**The task**:
Write out each entry again. Keep every word exactly as it is.
====== Dataset entries ======
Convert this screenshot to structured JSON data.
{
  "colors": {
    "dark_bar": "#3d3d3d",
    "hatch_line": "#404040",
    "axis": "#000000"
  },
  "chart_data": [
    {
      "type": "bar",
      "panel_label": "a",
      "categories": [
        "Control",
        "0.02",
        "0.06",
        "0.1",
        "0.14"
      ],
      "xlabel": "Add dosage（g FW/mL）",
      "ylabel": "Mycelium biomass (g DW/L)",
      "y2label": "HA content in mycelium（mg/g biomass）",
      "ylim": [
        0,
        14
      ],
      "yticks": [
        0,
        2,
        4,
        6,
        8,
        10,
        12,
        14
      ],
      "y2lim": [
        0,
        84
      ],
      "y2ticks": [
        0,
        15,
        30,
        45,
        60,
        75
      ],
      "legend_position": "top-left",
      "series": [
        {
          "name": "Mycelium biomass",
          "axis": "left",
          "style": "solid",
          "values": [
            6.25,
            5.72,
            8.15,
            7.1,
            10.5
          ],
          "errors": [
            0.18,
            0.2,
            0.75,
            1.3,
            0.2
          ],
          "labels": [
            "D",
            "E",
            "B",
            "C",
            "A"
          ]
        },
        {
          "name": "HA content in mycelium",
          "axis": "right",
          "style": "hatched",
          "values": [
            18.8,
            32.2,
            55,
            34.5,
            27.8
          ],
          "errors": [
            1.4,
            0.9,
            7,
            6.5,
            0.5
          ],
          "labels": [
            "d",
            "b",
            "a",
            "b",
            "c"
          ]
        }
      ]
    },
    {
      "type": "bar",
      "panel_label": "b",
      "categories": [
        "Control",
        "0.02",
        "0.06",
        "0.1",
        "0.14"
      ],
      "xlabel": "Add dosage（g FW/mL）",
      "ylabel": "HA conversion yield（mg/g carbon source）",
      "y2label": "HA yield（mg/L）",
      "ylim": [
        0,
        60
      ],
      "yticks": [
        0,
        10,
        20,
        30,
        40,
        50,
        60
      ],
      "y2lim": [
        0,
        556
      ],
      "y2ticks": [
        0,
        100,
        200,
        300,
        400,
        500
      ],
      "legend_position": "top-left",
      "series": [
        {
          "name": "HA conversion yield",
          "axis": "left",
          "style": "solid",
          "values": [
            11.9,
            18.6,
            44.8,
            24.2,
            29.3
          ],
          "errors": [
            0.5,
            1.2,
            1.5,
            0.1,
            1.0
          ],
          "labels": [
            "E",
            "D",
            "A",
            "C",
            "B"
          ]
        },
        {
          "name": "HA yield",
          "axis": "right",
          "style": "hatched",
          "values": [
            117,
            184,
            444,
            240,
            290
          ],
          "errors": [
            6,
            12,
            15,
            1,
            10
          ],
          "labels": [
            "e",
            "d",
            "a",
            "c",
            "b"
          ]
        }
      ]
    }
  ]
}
======
**Response to this task**:
Convert this screenshot to structured JSON data.
{
  "colors": {
    "dark_bar": "#3d3d3d",
    "hatch_line": "#404040",
    "axis": "#000000"
  },
  "chart_data": [
    {
      "type": "bar",
      "panel_label": "a",
      "categories": [
        "Control",
        "0.02",
        "0.06",
        "0.1",
        "0.14"
      ],
      "xlabel": "Add dosage（g FW/mL）",
      "ylabel": "Mycelium biomass (g DW/L)",
      "y2label": "HA content in mycelium（mg/g biomass）",
      "ylim": [
        0,
        14
      ],
      "yticks": [
        0,
        2,
        4,
        6,
        8,
        10,
        12,
        14
      ],
      "y2lim": [
        0,
        84
      ],
      "y2ticks": [
        0,
        15,
        30,
        45,
        60,
        75
      ],
      "legend_position": "top-left",
      "series": [
        {
          "name": "Mycelium biomass",
          "axis": "left",
          "style": "solid",
          "values": [
            6.25,
            5.72,
            8.15,
            7.1,
            10.5
          ],
          "errors": [
            0.18,
            0.2,
            0.75,
            1.3,
            0.2
          ],
          "labels": [
            "D",
            "E",
            "B",
            "C",
            "A"
          ]
        },
        {
          "name": "HA content in mycelium",
          "axis": "right",
          "style": "hatched",
          "values": [
            18.8,
            32.2,
            55,
            34.5,
            27.8
          ],
          "errors": [
            1.4,
            0.9,
            7,
            6.5,
            0.5
          ],
          "labels": [
            "d",
            "b",
            "a",
            "b",
            "c"
          ]
        }
      ]
    },
    {
      "type": "bar",
      "panel_label": "b",
      "categories": [
        "Control",
        "0.02",
        "0.06",
        "0.1",
        "0.14"
      ],
      "xlabel": "Add dosage（g FW/mL）",
      "ylabel": "HA conversion yield（mg/g carbon source）",
      "y2label": "HA yield（mg/L）",
      "ylim": [
        0,
        60
      ],
      "yticks": [
        0,
        10,
        20,
        30,
        40,
        50,
        60
      ],
      "y2lim": [
        0,
        556
      ],
      "y2ticks": [
        0,
        100,
        200,
        300,
        400,
        500
      ],
      "legend_position": "top-left",
      "series": [
        {
          "name": "HA conversion yield",
          "axis": "left",
          "style": "solid",
          "values": [
            11.9,
            18.6,
            44.8,
            24.2,
            29.3
          ],
          "errors": [
            0.5,
            1.2,
            1.5,
            0.1,
            1.0
          ],
          "labels": [
            "E",
            "D",
            "A",
            "C",
            "B"
          ]
        },
        {
          "name": "HA yield",
          "axis": "right",
          "style": "hatched",
          "values": [
            117,
            184,
            444,
            240,
            290
          ],
          "errors": [
            6,
            12,
            15,
            1,
            10
          ],
          "labels": [
            "e",
            "d",
            "a",
            "c",
            "b"
          ]
        }
      ]
    }
  ]
}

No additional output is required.